[SHORT EXERCISE]
Transcribe the records that follow in their entirety, omitting any pictures.

════

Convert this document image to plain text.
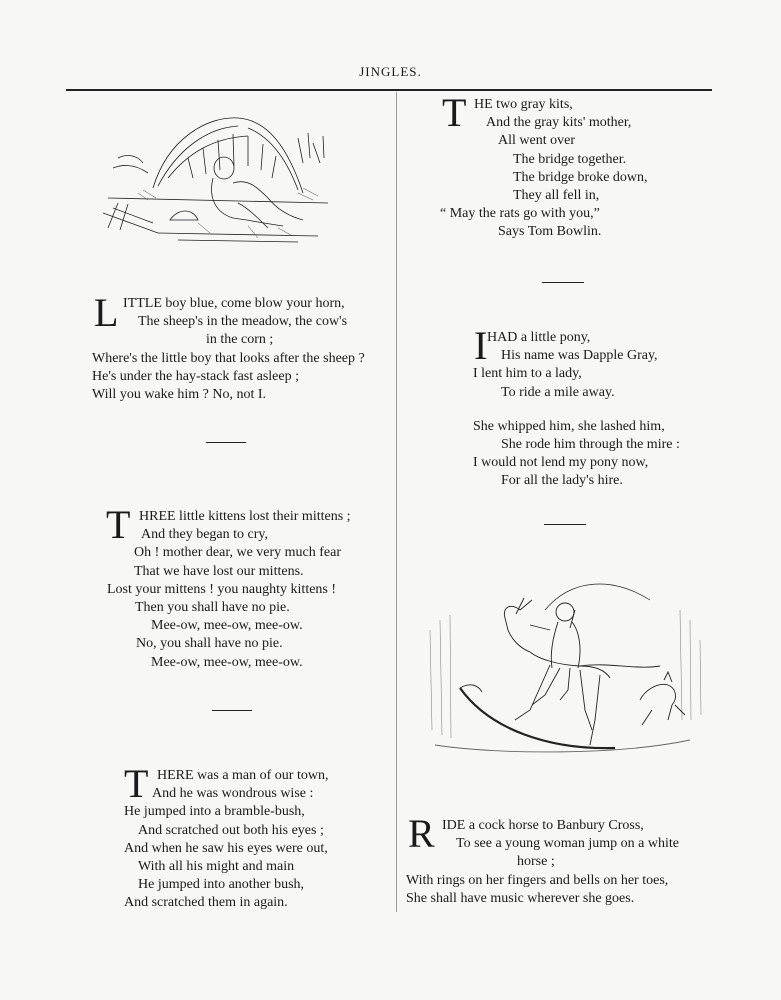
JINGLES.
L ITTLE boy blue, come blow your horn,
The sheep's in the meadow, the cow's
in the corn ;
Where's the little boy that looks after the sheep ?
He's under the hay-stack fast asleep ;
Will you wake him ? No, not I.
T HREE little kittens lost their mittens ;
And they began to cry,
Oh ! mother dear, we very much fear
That we have lost our mittens.
Lost your mittens ! you naughty kittens !
Then you shall have no pie.
Mee-ow, mee-ow, mee-ow.
No, you shall have no pie.
Mee-ow, mee-ow, mee-ow.
T HERE was a man of our town,
And he was wondrous wise :
He jumped into a bramble-bush,
And scratched out both his eyes ;
And when he saw his eyes were out,
With all his might and main
He jumped into another bush,
And scratched them in again.
T HE two gray kits,
And the gray kits' mother,
All went over
The bridge together.
The bridge broke down,
They all fell in,
“ May the rats go with you,”
Says Tom Bowlin.
I HAD a little pony,
His name was Dapple Gray,
I lent him to a lady,
To ride a mile away.
She whipped him, she lashed him,
She rode him through the mire :
I would not lend my pony now,
For all the lady's hire.
R IDE a cock horse to Banbury Cross,
To see a young woman jump on a white
horse ;
With rings on her fingers and bells on her toes,
She shall have music wherever she goes.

════

[THE SOLUTION]
Convert this document image to plain text.
JINGLES.
L ITTLE boy blue, come blow your horn,
The sheep's in the meadow, the cow's
in the corn ;
Where's the little boy that looks after the sheep ?
He's under the hay-stack fast asleep ;
Will you wake him ? No, not I.
T HREE little kittens lost their mittens ;
And they began to cry,
Oh ! mother dear, we very much fear
That we have lost our mittens.
Lost your mittens ! you naughty kittens !
Then you shall have no pie.
Mee-ow, mee-ow, mee-ow.
No, you shall have no pie.
Mee-ow, mee-ow, mee-ow.
T HERE was a man of our town,
And he was wondrous wise :
He jumped into a bramble-bush,
And scratched out both his eyes ;
And when he saw his eyes were out,
With all his might and main
He jumped into another bush,
And scratched them in again.
T HE two gray kits,
And the gray kits' mother,
All went over
The bridge together.
The bridge broke down,
They all fell in,
“ May the rats go with you,”
Says Tom Bowlin.
I HAD a little pony,
His name was Dapple Gray,
I lent him to a lady,
To ride a mile away.
She whipped him, she lashed him,
She rode him through the mire :
I would not lend my pony now,
For all the lady's hire.
R IDE a cock horse to Banbury Cross,
To see a young woman jump on a white
horse ;
With rings on her fingers and bells on her toes,
She shall have music wherever she goes.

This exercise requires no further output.